◆ Listing ◆
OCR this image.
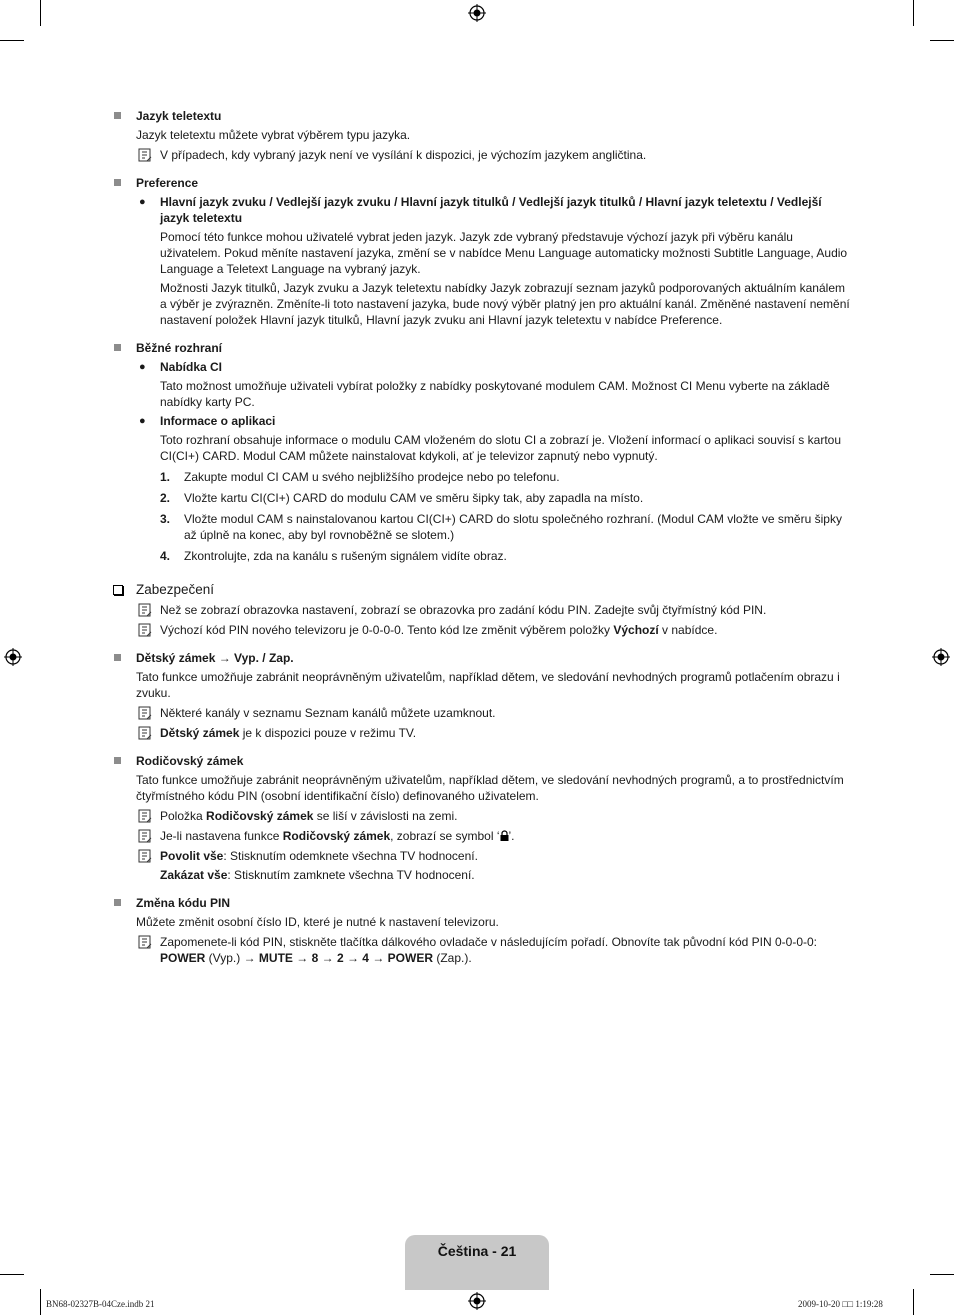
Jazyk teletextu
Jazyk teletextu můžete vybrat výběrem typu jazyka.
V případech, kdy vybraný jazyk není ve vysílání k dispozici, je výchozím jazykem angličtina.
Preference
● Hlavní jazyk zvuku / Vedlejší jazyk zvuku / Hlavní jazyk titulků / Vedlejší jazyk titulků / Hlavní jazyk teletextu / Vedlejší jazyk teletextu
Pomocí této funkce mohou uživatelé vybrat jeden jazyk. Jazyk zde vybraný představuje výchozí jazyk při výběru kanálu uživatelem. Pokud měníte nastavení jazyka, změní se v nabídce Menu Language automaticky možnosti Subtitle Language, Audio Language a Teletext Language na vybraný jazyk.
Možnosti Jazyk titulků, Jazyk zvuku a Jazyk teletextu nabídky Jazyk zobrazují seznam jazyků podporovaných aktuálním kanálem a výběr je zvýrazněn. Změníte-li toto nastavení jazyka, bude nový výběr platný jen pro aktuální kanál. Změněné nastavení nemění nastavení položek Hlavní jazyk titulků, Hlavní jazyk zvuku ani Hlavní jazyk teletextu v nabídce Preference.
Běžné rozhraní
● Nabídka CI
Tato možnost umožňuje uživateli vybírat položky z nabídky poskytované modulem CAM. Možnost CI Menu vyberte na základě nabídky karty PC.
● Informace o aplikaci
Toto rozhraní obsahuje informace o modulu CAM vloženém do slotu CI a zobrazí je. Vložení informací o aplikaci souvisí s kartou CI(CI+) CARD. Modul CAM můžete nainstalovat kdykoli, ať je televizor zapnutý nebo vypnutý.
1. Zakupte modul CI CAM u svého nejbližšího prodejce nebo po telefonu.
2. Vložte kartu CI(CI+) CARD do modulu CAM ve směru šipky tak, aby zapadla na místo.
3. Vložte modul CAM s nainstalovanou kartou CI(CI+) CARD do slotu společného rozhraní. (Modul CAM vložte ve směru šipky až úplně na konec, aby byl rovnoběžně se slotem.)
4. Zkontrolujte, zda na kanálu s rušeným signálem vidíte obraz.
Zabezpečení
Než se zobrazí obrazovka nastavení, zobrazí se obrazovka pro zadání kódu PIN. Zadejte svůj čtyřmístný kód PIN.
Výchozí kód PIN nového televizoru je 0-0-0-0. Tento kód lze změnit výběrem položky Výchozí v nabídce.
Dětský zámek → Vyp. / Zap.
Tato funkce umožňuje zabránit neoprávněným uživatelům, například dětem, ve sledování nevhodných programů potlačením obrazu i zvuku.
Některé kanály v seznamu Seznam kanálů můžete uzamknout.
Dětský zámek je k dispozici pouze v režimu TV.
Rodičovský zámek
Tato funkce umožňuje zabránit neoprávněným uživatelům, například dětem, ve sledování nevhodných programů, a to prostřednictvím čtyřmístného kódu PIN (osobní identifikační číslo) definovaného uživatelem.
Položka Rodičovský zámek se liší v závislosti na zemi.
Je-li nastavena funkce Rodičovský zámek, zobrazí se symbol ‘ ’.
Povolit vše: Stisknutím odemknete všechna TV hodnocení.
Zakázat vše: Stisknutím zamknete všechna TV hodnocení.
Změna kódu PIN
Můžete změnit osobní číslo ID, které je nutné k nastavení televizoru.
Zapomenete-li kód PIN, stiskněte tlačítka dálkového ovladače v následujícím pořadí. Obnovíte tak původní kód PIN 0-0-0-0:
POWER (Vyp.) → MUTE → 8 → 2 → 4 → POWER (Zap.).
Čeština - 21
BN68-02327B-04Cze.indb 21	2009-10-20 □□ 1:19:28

---

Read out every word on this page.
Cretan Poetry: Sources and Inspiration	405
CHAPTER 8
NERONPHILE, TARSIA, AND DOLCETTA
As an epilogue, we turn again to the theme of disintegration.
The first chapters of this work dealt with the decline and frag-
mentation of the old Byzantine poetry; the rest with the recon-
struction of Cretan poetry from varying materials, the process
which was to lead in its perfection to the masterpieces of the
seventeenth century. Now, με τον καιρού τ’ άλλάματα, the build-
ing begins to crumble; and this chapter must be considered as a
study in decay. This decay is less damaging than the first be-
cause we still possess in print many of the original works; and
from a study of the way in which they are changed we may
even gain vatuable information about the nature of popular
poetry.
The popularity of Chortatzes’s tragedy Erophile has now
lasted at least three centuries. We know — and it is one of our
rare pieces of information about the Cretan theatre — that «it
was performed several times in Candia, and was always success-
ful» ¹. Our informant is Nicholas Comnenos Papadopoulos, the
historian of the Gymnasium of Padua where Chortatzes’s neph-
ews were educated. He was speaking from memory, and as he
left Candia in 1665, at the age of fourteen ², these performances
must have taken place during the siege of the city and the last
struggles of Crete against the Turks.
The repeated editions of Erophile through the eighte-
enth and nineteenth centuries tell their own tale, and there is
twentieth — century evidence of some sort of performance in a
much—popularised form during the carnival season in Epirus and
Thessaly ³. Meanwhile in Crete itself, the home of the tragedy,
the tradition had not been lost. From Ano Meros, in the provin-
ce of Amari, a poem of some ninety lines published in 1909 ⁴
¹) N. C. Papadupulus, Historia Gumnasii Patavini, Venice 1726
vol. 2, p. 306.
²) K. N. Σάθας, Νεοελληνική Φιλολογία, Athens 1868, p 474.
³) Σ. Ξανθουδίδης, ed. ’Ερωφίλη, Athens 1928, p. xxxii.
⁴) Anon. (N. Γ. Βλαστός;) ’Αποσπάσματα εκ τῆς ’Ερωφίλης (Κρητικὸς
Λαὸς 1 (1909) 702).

◆ Task prompt ◆
Tally the lines containing "study". Provide the number without any other words.

◆ Written answer ◆
2